→ Exercise directions
Which lines hold the string "необратимое"? Copy every one of them.
┄┄┄┄┄┄
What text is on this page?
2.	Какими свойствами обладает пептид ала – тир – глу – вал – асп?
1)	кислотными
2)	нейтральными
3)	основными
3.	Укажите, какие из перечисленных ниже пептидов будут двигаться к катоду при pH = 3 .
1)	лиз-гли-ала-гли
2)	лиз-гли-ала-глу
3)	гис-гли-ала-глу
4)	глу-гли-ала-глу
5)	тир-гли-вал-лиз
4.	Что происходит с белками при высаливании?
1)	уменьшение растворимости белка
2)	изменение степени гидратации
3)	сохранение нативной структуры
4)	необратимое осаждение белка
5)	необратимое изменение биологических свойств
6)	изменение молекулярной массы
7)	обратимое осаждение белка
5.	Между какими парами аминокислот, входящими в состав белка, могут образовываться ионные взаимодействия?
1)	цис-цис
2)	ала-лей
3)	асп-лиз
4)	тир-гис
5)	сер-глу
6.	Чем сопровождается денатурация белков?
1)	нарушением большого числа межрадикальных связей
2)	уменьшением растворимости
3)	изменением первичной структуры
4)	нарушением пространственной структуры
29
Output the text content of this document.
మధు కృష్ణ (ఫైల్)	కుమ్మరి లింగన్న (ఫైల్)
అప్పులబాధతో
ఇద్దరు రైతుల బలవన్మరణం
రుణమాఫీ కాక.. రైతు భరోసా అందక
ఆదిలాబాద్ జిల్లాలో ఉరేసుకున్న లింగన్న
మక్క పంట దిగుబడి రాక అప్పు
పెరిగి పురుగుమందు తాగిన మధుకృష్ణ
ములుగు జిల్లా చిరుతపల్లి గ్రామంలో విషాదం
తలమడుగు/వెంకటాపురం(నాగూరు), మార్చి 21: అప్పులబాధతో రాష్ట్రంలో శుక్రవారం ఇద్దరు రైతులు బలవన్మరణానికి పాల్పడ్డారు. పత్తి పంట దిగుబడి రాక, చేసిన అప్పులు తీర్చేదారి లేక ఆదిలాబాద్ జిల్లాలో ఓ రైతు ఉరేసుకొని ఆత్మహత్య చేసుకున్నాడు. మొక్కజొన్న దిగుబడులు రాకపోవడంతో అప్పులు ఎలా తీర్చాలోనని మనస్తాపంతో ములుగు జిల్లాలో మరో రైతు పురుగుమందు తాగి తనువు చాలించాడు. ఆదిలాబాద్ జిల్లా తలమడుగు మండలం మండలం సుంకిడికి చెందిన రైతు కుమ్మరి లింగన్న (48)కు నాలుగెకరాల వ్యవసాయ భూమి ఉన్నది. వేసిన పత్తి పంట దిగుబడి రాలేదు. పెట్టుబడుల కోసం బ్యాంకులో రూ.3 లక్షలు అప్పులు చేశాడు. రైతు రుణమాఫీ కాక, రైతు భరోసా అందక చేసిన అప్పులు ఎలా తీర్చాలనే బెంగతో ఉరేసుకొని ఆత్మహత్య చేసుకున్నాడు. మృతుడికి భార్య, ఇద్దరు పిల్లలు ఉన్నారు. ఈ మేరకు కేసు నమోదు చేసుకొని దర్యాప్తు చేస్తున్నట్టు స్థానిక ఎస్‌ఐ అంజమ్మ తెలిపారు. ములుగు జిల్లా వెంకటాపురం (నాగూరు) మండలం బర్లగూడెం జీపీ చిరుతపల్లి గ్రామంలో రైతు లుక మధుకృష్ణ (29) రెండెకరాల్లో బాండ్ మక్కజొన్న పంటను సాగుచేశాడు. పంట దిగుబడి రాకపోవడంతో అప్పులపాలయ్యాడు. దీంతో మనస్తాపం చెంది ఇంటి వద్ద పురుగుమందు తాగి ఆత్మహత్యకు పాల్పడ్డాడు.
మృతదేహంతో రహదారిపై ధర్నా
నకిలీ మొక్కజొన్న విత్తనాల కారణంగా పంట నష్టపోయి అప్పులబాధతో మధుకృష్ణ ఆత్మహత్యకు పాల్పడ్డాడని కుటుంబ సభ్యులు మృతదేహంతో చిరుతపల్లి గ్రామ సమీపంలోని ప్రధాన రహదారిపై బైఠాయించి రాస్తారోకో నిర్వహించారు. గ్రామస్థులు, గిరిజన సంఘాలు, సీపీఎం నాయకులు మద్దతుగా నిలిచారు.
┄┄┄┄┄┄
→ The result
4)	необратимое осаждение белка
5)	необратимое изменение биологических свойств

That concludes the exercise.